What you are asked to do:
Show all lines from the data that include the word "structured".

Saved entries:
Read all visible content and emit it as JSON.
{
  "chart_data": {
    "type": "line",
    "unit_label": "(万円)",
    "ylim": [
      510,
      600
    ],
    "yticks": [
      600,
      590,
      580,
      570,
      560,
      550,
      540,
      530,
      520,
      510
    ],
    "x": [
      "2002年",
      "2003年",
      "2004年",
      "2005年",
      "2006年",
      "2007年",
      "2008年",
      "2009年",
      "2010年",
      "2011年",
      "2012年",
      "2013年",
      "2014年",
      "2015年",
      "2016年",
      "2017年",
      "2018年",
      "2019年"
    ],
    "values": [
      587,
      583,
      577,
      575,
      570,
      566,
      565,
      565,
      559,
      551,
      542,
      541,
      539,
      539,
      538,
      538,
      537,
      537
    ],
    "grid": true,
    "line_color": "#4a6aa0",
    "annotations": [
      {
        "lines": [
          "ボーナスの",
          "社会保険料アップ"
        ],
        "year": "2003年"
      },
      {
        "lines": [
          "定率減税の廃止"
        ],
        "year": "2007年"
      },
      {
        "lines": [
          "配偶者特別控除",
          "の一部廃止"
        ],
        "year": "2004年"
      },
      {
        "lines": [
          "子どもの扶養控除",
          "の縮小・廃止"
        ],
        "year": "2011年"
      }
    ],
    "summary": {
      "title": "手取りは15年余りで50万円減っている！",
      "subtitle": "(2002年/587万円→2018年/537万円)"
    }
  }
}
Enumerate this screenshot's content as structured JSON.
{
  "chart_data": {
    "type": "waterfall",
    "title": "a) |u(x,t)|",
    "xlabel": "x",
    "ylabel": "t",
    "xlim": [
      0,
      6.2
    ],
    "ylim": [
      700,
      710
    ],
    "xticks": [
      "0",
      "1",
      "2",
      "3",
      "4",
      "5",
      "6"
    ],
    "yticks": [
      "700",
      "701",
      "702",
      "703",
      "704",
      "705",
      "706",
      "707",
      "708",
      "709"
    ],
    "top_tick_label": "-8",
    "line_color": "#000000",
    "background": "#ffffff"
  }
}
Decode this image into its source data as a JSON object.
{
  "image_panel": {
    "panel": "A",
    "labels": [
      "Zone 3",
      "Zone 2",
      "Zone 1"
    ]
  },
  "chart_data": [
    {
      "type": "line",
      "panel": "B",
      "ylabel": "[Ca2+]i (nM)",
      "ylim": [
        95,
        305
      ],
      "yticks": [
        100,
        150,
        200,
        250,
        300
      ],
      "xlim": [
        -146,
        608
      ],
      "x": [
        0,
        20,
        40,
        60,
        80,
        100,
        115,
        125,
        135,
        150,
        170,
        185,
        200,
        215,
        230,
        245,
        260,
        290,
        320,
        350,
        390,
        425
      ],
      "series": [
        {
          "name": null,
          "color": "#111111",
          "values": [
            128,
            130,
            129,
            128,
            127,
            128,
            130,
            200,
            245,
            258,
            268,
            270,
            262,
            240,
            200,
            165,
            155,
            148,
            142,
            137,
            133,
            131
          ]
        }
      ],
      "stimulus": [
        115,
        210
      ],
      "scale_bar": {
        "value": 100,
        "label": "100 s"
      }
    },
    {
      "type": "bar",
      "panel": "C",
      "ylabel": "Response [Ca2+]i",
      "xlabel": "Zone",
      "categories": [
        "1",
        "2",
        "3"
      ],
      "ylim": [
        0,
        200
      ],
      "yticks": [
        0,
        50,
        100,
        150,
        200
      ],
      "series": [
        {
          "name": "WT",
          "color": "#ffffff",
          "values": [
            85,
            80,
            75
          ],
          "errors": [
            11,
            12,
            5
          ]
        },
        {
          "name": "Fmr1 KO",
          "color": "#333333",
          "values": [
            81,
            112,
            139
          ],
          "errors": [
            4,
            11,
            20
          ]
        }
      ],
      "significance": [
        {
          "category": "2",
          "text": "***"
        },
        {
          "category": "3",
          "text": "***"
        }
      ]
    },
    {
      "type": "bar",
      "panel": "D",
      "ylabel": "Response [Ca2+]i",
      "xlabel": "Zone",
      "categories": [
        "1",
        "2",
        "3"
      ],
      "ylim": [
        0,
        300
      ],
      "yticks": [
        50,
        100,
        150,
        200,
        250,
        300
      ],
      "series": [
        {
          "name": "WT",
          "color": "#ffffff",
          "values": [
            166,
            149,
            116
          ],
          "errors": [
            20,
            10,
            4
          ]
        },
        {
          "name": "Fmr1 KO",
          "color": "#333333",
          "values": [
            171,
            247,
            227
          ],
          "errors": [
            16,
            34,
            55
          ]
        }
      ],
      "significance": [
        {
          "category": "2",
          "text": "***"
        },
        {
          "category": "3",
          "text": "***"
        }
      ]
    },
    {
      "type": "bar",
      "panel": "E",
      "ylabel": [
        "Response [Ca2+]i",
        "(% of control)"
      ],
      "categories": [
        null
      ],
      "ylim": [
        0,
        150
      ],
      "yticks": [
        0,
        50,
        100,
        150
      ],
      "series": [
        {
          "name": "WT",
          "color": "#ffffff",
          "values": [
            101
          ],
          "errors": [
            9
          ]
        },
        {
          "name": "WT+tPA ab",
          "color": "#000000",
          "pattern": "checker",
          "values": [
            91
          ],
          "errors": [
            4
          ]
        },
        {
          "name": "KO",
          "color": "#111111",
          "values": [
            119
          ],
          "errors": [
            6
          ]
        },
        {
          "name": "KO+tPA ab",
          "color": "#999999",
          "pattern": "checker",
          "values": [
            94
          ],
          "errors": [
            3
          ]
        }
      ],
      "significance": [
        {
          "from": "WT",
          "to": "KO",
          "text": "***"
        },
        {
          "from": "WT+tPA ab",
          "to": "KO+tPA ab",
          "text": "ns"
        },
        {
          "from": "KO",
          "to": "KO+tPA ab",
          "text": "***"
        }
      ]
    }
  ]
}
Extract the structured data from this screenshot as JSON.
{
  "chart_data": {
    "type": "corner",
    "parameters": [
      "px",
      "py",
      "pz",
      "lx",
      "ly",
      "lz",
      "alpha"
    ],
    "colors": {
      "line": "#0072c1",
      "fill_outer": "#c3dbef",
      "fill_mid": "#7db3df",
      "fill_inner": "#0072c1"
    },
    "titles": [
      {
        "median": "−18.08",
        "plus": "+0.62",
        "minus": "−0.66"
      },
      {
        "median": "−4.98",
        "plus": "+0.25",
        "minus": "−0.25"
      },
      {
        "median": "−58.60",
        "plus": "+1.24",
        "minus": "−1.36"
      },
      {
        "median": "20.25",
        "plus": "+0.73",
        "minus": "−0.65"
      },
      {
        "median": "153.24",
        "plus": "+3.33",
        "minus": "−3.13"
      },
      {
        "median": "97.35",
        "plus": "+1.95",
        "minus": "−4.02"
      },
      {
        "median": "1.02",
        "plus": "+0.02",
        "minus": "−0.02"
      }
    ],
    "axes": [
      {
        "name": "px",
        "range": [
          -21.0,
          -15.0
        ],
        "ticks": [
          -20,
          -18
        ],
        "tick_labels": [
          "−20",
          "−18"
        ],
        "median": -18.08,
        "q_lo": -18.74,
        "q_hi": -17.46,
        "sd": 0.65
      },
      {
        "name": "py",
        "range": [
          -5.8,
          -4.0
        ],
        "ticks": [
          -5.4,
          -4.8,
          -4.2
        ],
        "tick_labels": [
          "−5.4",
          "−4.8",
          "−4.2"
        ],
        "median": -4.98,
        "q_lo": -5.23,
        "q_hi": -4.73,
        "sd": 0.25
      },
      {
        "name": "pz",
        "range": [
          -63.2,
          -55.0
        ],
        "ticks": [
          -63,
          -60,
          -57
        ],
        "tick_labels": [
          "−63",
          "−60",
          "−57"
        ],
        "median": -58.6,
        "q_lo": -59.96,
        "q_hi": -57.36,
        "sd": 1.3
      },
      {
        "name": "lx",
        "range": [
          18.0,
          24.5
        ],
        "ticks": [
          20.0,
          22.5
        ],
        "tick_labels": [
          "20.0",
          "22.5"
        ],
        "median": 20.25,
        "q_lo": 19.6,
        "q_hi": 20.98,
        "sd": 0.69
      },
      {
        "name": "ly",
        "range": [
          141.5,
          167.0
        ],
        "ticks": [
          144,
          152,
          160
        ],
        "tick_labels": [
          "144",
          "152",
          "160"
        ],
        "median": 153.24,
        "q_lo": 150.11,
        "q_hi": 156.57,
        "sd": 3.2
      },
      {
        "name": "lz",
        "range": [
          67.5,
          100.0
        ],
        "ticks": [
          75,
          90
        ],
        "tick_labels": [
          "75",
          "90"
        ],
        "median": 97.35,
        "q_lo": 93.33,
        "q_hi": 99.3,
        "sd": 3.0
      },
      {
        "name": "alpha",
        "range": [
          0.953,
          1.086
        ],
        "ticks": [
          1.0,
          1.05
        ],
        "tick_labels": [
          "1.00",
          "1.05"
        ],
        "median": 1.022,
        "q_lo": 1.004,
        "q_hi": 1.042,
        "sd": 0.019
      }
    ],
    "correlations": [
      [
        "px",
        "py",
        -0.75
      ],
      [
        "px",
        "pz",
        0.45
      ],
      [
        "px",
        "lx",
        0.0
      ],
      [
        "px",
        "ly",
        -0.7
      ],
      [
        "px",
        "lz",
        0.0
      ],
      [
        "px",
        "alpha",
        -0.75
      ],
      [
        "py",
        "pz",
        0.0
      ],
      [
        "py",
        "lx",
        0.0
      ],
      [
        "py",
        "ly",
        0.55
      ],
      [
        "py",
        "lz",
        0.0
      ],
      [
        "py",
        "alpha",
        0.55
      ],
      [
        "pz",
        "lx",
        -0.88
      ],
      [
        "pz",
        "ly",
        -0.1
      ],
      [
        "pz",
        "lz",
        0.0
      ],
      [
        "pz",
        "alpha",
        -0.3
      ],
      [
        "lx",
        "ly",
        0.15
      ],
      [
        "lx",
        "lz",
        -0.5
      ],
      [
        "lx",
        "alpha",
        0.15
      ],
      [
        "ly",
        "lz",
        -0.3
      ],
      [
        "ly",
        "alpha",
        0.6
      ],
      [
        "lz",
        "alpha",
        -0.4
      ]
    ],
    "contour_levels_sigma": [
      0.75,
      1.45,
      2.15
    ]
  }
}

Answer to the problem:
Enumerate this screenshot's content as structured JSON.
Extract the structured data from this screenshot as JSON.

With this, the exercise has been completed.